*SOURCE RECORDS*:
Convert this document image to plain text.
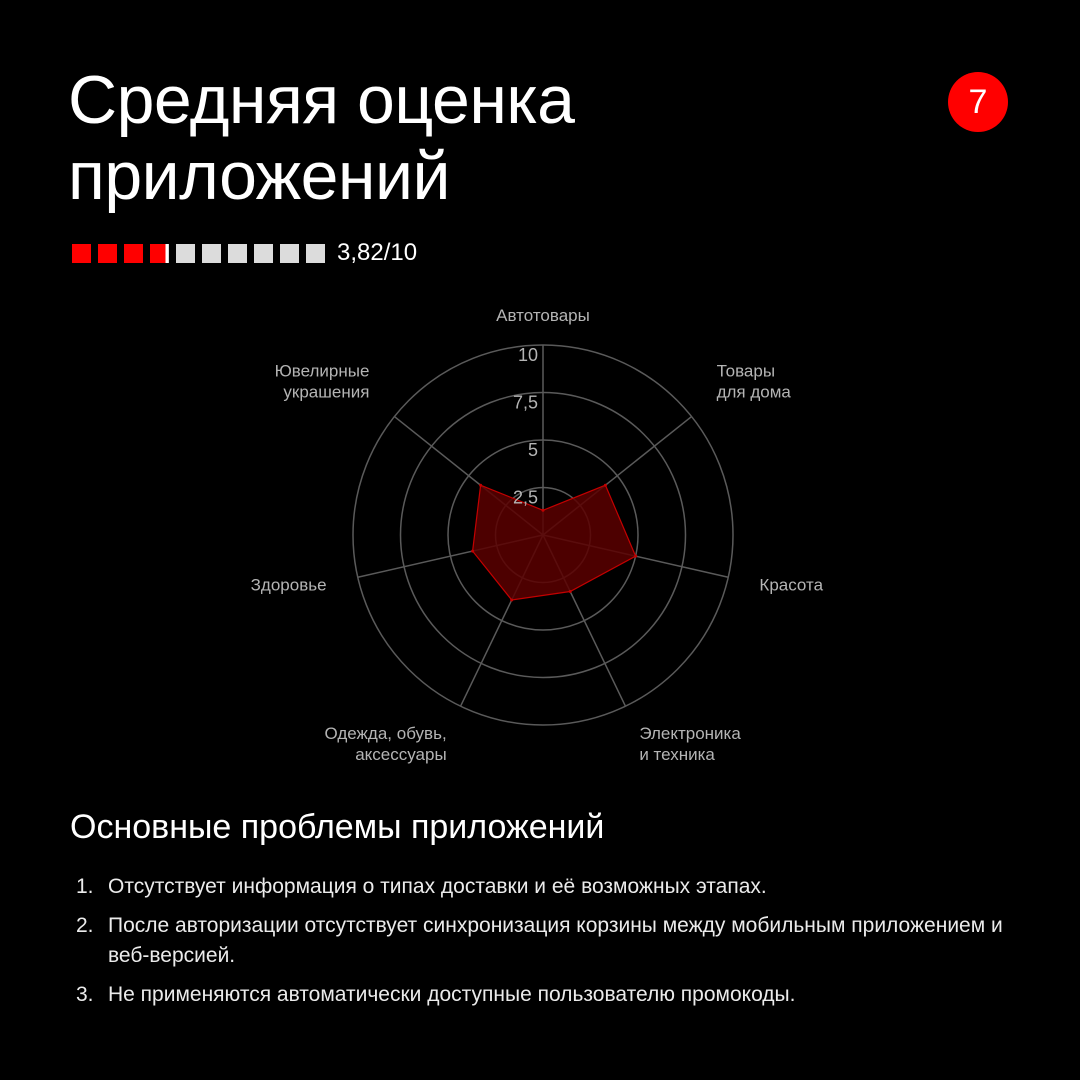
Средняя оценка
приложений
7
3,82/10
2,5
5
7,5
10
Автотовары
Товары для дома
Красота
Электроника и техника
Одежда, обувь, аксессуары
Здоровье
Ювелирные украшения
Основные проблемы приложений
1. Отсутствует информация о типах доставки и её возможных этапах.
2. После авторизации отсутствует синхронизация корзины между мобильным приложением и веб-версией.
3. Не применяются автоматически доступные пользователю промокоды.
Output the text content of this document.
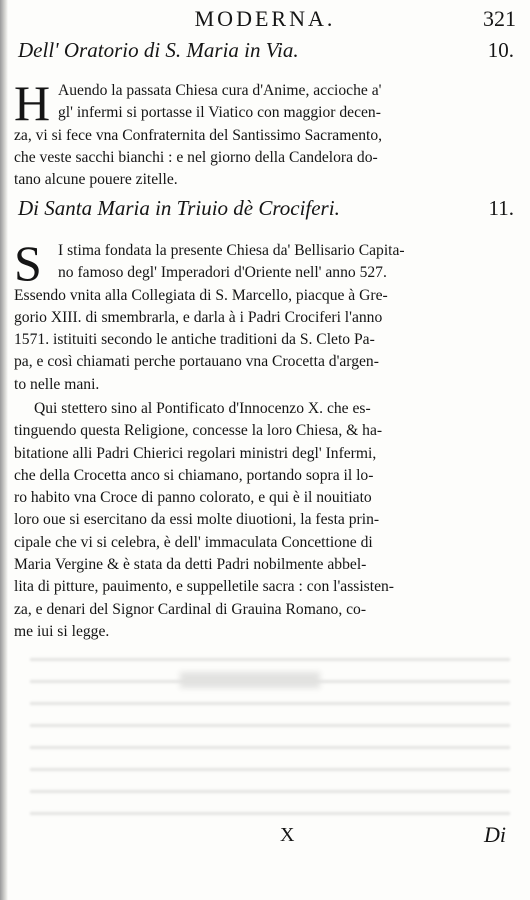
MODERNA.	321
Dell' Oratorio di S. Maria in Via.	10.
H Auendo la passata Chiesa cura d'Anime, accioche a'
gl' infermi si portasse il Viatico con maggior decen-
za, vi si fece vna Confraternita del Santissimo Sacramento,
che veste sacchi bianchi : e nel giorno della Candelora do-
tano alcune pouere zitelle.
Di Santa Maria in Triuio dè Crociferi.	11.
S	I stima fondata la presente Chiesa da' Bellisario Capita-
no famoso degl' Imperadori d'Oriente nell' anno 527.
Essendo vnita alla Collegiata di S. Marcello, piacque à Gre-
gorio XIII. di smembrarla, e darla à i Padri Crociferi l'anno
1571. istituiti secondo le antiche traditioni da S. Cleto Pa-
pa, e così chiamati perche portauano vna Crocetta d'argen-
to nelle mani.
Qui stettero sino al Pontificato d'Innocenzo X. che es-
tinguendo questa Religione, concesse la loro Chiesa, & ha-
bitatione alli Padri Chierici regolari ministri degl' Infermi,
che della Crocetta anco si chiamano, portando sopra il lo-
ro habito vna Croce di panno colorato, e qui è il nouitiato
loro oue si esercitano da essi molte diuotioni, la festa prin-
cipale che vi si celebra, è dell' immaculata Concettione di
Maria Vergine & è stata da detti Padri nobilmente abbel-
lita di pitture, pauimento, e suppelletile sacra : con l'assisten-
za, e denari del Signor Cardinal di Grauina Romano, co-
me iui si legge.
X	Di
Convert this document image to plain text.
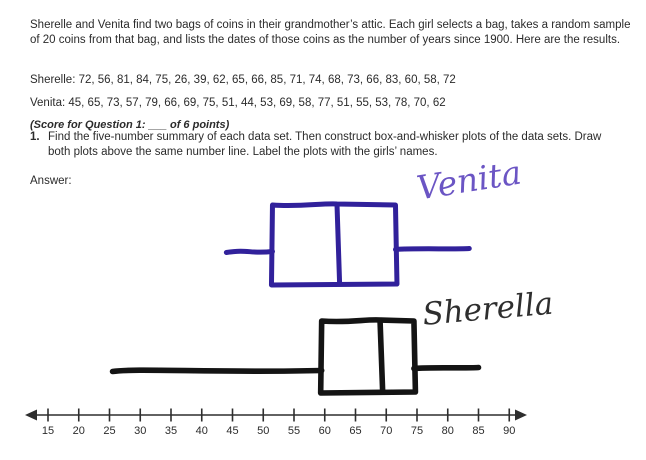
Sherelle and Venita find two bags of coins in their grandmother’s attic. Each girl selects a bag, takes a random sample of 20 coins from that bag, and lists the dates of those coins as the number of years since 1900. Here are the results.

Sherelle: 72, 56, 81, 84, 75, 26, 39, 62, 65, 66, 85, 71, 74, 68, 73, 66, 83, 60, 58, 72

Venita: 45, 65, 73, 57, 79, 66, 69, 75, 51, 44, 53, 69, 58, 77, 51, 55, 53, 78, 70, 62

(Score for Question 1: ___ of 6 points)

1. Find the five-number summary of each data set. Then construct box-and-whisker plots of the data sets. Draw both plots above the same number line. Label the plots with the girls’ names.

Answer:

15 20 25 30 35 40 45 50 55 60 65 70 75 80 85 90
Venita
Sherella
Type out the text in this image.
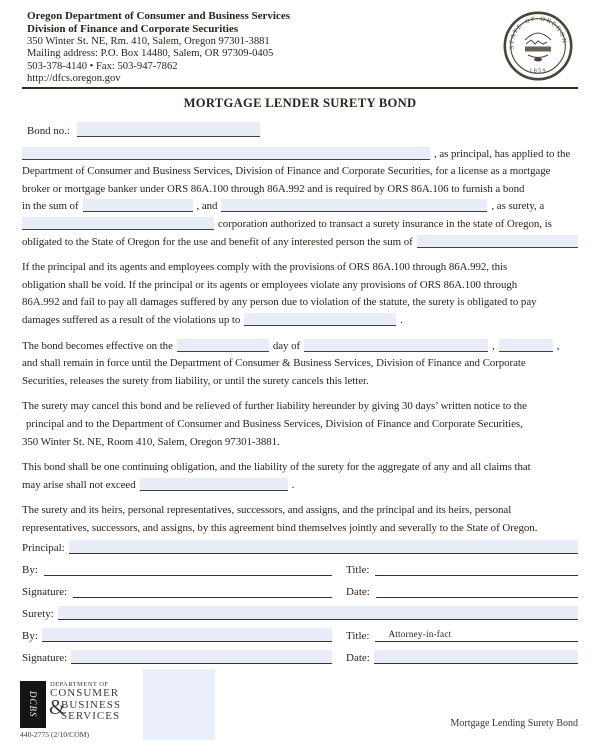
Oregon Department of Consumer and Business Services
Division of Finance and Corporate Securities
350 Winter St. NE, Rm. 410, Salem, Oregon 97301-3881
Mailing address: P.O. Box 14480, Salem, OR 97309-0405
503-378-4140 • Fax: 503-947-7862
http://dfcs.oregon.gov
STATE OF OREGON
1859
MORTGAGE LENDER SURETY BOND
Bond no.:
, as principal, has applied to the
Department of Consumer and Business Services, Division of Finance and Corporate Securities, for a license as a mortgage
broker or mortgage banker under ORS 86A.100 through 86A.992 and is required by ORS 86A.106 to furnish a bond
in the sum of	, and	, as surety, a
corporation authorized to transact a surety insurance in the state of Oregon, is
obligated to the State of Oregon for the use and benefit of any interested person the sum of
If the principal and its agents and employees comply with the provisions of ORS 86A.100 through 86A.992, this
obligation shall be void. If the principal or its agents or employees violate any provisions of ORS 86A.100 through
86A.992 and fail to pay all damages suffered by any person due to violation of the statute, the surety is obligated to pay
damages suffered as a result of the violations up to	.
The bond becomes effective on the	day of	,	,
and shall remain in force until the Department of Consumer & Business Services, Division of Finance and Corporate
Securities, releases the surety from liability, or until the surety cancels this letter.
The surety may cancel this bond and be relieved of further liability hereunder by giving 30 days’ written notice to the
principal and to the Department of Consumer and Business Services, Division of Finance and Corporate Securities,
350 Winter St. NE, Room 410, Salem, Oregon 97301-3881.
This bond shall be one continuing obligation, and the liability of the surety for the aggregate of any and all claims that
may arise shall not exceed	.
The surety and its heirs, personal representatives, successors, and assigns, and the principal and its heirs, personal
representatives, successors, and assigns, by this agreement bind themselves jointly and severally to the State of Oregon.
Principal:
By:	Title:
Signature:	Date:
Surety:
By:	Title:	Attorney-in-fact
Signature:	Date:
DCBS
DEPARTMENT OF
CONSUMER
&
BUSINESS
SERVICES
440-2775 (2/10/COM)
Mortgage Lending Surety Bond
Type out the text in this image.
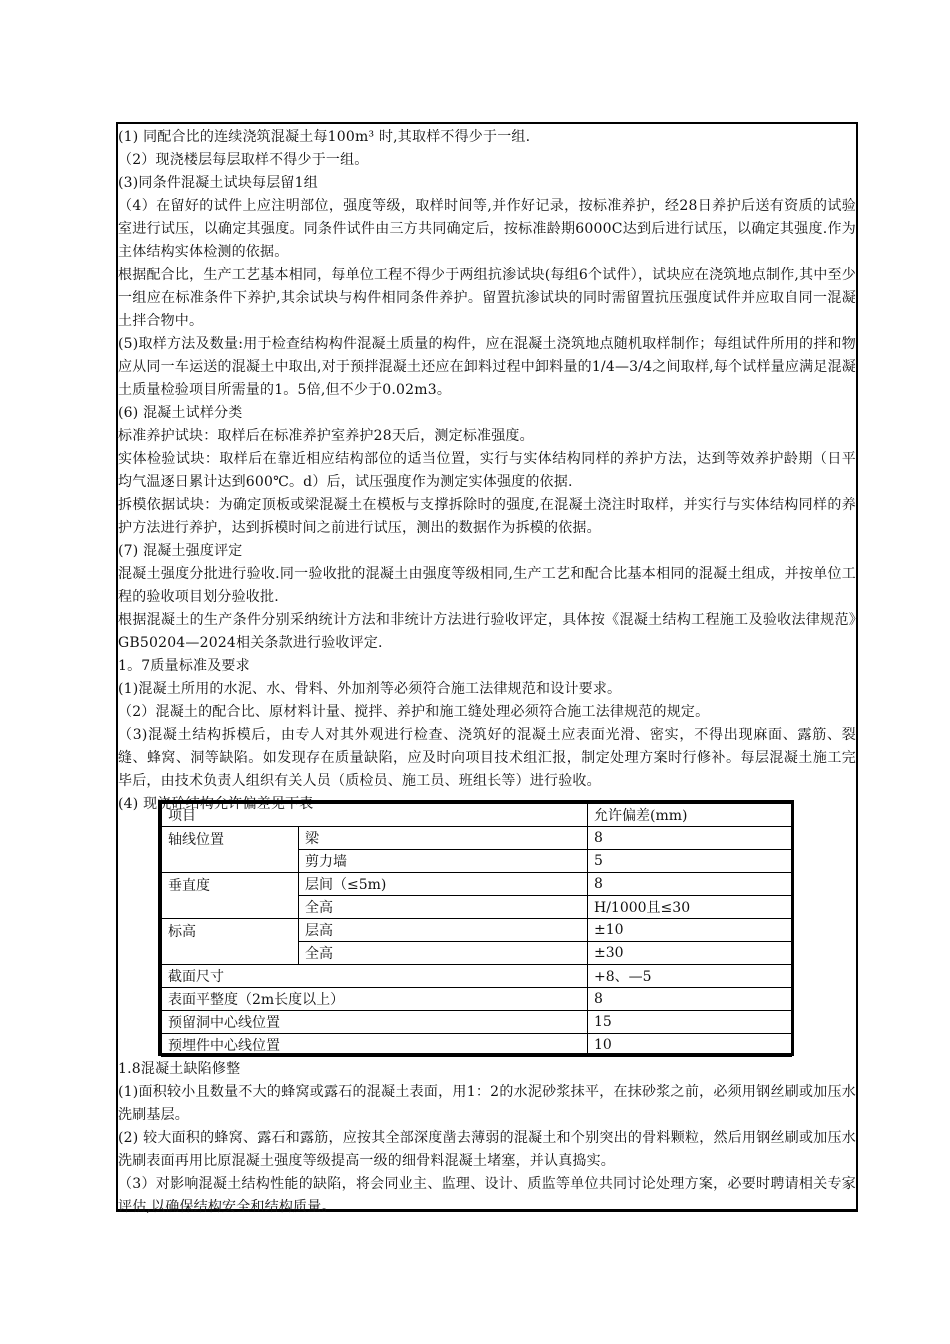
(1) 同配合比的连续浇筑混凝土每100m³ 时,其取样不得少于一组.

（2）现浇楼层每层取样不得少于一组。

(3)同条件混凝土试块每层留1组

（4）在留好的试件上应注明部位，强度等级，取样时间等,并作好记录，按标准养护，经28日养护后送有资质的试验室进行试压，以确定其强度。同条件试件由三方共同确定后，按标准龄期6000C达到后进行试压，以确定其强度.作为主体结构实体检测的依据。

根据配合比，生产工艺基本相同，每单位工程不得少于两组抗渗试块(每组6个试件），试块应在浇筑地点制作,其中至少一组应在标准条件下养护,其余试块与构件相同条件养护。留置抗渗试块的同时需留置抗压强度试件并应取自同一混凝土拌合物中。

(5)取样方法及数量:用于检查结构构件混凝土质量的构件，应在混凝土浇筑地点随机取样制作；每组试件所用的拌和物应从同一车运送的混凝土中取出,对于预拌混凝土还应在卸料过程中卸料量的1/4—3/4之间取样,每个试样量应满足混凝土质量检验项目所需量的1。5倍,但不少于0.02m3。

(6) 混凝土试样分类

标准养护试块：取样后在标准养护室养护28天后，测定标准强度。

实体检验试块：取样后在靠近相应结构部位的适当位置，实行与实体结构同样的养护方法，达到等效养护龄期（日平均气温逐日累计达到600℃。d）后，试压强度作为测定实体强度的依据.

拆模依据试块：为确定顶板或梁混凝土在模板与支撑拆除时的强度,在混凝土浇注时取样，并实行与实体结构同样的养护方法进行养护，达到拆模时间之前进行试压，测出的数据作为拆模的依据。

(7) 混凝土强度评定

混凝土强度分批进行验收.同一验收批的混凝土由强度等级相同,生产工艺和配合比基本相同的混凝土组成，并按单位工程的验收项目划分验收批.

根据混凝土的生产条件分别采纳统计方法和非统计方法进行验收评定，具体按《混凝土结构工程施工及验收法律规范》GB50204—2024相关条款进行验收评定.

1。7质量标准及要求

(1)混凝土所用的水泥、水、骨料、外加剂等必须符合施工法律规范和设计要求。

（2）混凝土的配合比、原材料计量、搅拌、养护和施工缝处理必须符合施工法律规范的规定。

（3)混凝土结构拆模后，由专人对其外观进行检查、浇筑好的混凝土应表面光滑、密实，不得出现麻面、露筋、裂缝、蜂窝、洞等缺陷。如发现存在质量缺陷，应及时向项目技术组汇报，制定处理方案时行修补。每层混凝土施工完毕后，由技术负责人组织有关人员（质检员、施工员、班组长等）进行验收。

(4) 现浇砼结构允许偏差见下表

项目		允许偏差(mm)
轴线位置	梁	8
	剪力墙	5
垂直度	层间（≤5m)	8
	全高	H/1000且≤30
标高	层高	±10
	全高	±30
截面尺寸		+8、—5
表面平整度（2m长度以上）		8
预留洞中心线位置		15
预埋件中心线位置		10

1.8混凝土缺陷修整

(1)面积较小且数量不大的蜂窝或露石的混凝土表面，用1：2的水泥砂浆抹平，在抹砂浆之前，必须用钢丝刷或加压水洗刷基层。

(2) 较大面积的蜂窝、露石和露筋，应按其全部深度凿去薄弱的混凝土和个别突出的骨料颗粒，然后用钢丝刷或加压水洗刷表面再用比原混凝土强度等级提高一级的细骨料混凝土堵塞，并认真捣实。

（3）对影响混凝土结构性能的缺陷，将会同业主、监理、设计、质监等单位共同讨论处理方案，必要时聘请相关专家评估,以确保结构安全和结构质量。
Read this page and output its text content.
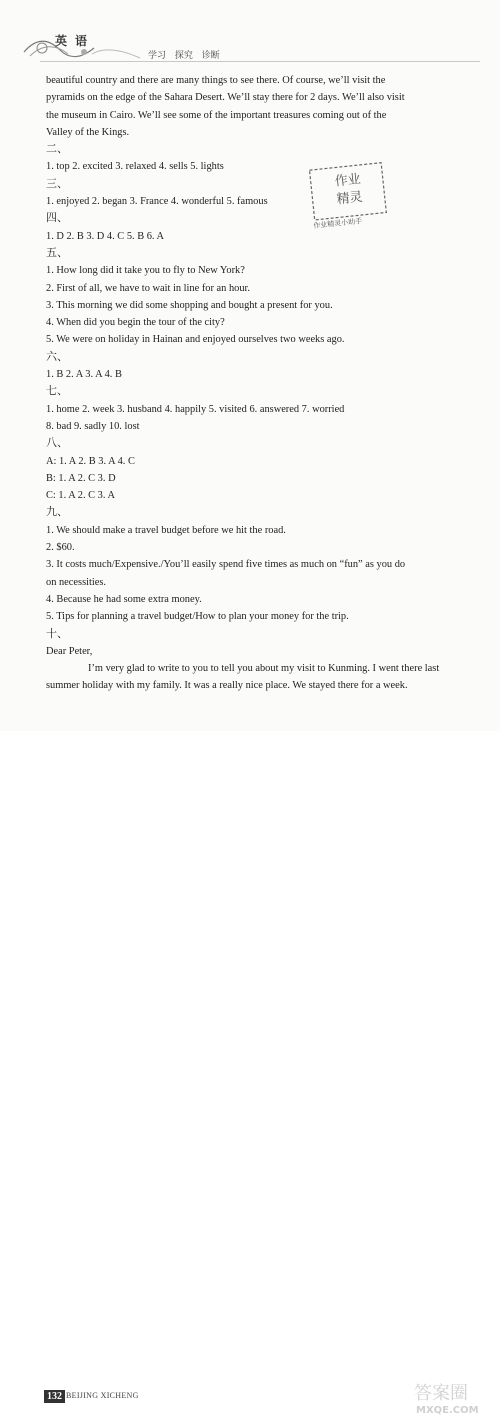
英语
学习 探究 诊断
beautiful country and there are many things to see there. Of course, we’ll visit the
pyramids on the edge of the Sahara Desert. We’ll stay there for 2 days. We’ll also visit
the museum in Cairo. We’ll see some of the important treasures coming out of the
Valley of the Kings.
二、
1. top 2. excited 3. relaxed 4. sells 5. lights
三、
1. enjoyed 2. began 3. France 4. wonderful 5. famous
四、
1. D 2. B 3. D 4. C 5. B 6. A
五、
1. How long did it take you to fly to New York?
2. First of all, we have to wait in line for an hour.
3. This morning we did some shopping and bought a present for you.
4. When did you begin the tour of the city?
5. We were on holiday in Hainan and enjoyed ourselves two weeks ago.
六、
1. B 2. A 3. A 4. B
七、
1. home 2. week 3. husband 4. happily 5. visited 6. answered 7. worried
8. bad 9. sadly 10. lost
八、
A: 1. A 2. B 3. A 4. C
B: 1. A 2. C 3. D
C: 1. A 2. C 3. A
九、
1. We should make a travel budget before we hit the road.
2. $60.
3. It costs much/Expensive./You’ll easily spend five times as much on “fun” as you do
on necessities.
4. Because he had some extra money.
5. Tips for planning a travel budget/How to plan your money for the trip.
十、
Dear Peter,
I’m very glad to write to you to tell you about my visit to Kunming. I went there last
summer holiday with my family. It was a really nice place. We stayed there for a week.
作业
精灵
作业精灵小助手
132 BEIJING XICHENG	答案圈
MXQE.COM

*WHAT TO DO*:
Search the data for the word "provisions" and copy each line where it appears.

*EXERCISE OUTPUT*:
If the principal and its agents and employees comply with the provisions of ORS 86A.100 through 86A.992, this
obligation shall be void. If the principal or its agents or employees violate any provisions of ORS 86A.100 through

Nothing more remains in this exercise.